Under this task are some entries; return every one of them exactly.

— Exercise inputs —
** begin **

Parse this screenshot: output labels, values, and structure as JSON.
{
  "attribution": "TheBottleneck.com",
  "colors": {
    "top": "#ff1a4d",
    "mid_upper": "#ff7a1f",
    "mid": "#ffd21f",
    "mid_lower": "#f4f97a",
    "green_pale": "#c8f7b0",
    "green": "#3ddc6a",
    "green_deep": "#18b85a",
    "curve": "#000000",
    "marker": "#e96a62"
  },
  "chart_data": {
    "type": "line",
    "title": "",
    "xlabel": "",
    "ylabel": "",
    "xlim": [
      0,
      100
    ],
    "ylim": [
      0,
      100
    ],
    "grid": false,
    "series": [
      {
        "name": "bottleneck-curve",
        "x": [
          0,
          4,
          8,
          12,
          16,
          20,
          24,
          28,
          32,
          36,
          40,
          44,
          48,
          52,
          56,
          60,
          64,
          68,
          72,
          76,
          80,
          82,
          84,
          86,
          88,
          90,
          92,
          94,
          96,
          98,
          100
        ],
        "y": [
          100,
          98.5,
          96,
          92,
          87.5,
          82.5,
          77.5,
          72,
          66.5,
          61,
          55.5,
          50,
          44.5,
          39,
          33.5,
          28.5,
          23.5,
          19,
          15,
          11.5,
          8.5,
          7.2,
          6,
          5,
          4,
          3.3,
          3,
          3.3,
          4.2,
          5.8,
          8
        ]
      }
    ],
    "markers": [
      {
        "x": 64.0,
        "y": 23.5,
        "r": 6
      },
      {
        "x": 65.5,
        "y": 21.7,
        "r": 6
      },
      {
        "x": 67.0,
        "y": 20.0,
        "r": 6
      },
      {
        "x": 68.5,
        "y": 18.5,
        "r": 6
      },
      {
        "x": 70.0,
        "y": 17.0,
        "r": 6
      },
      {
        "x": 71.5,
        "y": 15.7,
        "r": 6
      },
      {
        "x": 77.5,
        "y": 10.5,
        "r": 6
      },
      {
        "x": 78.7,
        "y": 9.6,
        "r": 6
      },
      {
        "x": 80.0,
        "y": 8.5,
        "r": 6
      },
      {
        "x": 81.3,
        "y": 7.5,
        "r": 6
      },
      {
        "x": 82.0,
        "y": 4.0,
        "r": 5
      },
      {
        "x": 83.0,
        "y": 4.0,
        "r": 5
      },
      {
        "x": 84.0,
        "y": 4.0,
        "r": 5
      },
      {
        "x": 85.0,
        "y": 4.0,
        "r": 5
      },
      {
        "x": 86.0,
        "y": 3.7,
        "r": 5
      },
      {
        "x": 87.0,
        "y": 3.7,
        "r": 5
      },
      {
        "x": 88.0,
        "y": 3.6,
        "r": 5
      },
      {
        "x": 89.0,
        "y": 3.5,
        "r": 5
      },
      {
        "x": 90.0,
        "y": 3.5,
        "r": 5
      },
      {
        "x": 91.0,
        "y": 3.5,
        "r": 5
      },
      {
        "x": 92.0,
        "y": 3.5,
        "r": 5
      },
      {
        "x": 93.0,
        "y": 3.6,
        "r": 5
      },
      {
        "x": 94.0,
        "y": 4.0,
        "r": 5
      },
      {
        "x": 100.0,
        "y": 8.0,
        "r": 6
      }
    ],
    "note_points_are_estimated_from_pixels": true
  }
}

** end **

— Finished task —
Parse this screenshot: output labels, values, and structure as JSON.
{
  "attribution": "TheBottleneck.com",
  "colors": {
    "top": "#ff1a4d",
    "mid_upper": "#ff7a1f",
    "mid": "#ffd21f",
    "mid_lower": "#f4f97a",
    "green_pale": "#c8f7b0",
    "green": "#3ddc6a",
    "green_deep": "#18b85a",
    "curve": "#000000",
    "marker": "#e96a62"
  },
  "chart_data": {
    "type": "line",
    "title": "",
    "xlabel": "",
    "ylabel": "",
    "xlim": [
      0,
      100
    ],
    "ylim": [
      0,
      100
    ],
    "grid": false,
    "series": [
      {
        "name": "bottleneck-curve",
        "x": [
          0,
          4,
          8,
          12,
          16,
          20,
          24,
          28,
          32,
          36,
          40,
          44,
          48,
          52,
          56,
          60,
          64,
          68,
          72,
          76,
          80,
          82,
          84,
          86,
          88,
          90,
          92,
          94,
          96,
          98,
          100
        ],
        "y": [
          100,
          98.5,
          96,
          92,
          87.5,
          82.5,
          77.5,
          72,
          66.5,
          61,
          55.5,
          50,
          44.5,
          39,
          33.5,
          28.5,
          23.5,
          19,
          15,
          11.5,
          8.5,
          7.2,
          6,
          5,
          4,
          3.3,
          3,
          3.3,
          4.2,
          5.8,
          8
        ]
      }
    ],
    "markers": [
      {
        "x": 64.0,
        "y": 23.5,
        "r": 6
      },
      {
        "x": 65.5,
        "y": 21.7,
        "r": 6
      },
      {
        "x": 67.0,
        "y": 20.0,
        "r": 6
      },
      {
        "x": 68.5,
        "y": 18.5,
        "r": 6
      },
      {
        "x": 70.0,
        "y": 17.0,
        "r": 6
      },
      {
        "x": 71.5,
        "y": 15.7,
        "r": 6
      },
      {
        "x": 77.5,
        "y": 10.5,
        "r": 6
      },
      {
        "x": 78.7,
        "y": 9.6,
        "r": 6
      },
      {
        "x": 80.0,
        "y": 8.5,
        "r": 6
      },
      {
        "x": 81.3,
        "y": 7.5,
        "r": 6
      },
      {
        "x": 82.0,
        "y": 4.0,
        "r": 5
      },
      {
        "x": 83.0,
        "y": 4.0,
        "r": 5
      },
      {
        "x": 84.0,
        "y": 4.0,
        "r": 5
      },
      {
        "x": 85.0,
        "y": 4.0,
        "r": 5
      },
      {
        "x": 86.0,
        "y": 3.7,
        "r": 5
      },
      {
        "x": 87.0,
        "y": 3.7,
        "r": 5
      },
      {
        "x": 88.0,
        "y": 3.6,
        "r": 5
      },
      {
        "x": 89.0,
        "y": 3.5,
        "r": 5
      },
      {
        "x": 90.0,
        "y": 3.5,
        "r": 5
      },
      {
        "x": 91.0,
        "y": 3.5,
        "r": 5
      },
      {
        "x": 92.0,
        "y": 3.5,
        "r": 5
      },
      {
        "x": 93.0,
        "y": 3.6,
        "r": 5
      },
      {
        "x": 94.0,
        "y": 4.0,
        "r": 5
      },
      {
        "x": 100.0,
        "y": 8.0,
        "r": 6
      }
    ],
    "note_points_are_estimated_from_pixels": true
  }
}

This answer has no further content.